> _Exercise directions_:
Report how many lines hold the string "level". Give the number and nothing else.

** START OF Input rows **

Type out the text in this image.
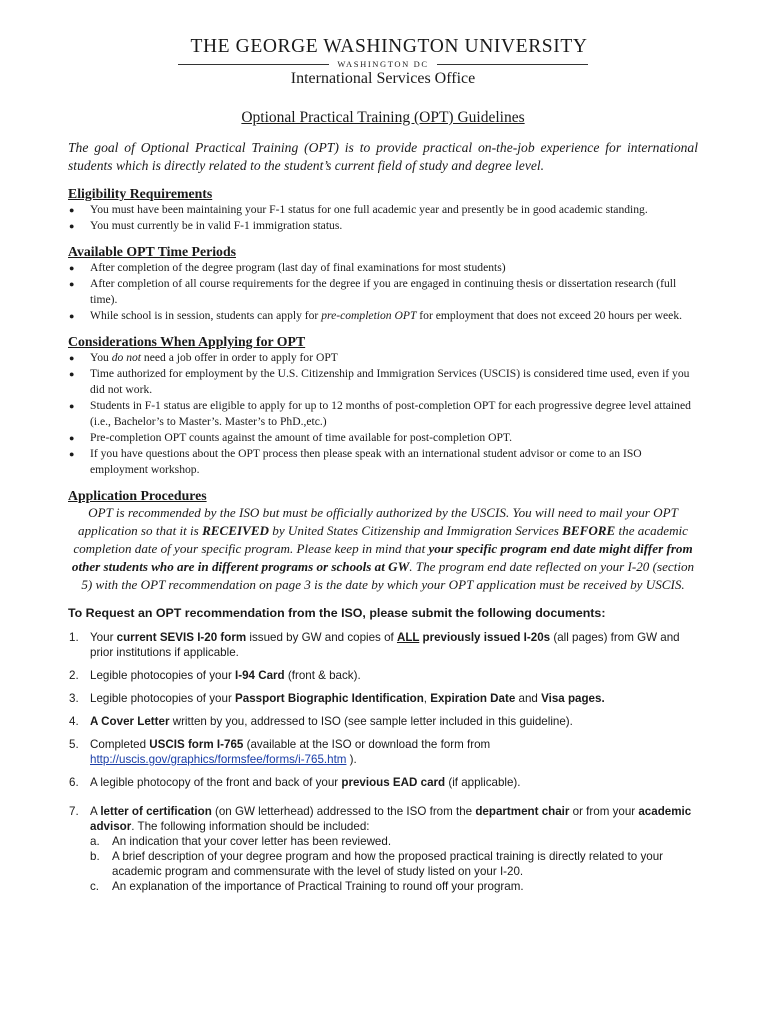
THE GEORGE WASHINGTON UNIVERSITY
WASHINGTON DC
International Services Office
Optional Practical Training (OPT) Guidelines

The goal of Optional Practical Training (OPT) is to provide practical on-the-job experience for international students which is directly related to the student’s current field of study and degree level.

Eligibility Requirements
● You must have been maintaining your F-1 status for one full academic year and presently be in good academic standing.
● You must currently be in valid F-1 immigration status.
Available OPT Time Periods
● After completion of the degree program (last day of final examinations for most students)
● After completion of all course requirements for the degree if you are engaged in continuing thesis or dissertation research (full time).
● While school is in session, students can apply for pre-completion OPT for employment that does not exceed 20 hours per week.
Considerations When Applying for OPT
● You do not need a job offer in order to apply for OPT
● Time authorized for employment by the U.S. Citizenship and Immigration Services (USCIS) is considered time used, even if you did not work.
● Students in F-1 status are eligible to apply for up to 12 months of post-completion OPT for each progressive degree level attained (i.e., Bachelor’s to Master’s. Master’s to PhD.,etc.)
● Pre-completion OPT counts against the amount of time available for post-completion OPT.
● If you have questions about the OPT process then please speak with an international student advisor or come to an ISO employment workshop.
Application Procedures

OPT is recommended by the ISO but must be officially authorized by the USCIS. You will need to mail your OPT application so that it is RECEIVED by United States Citizenship and Immigration Services BEFORE the academic completion date of your specific program. Please keep in mind that your specific program end date might differ from other students who are in different programs or schools at GW. The program end date reflected on your I-20 (section 5) with the OPT recommendation on page 3 is the date by which your OPT application must be received by USCIS.

To Request an OPT recommendation from the ISO, please submit the following documents:
1. Your current SEVIS I-20 form issued by GW and copies of ALL previously issued I-20s (all pages) from GW and prior institutions if applicable.
2. Legible photocopies of your I-94 Card (front & back).
3. Legible photocopies of your Passport Biographic Identification, Expiration Date and Visa pages.
4. A Cover Letter written by you, addressed to ISO (see sample letter included in this guideline).
5. Completed USCIS form I-765 (available at the ISO or download the form from http://uscis.gov/graphics/formsfee/forms/i-765.htm ).
6. A legible photocopy of the front and back of your previous EAD card (if applicable).
7. A letter of certification (on GW letterhead) addressed to the ISO from the department chair or from your academic advisor. The following information should be included:
a. An indication that your cover letter has been reviewed.
b. A brief description of your degree program and how the proposed practical training is directly related to your academic program and commensurate with the level of study listed on your I-20.
c. An explanation of the importance of Practical Training to round off your program.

** END OF Input rows **

> _Solution to this problem_:
3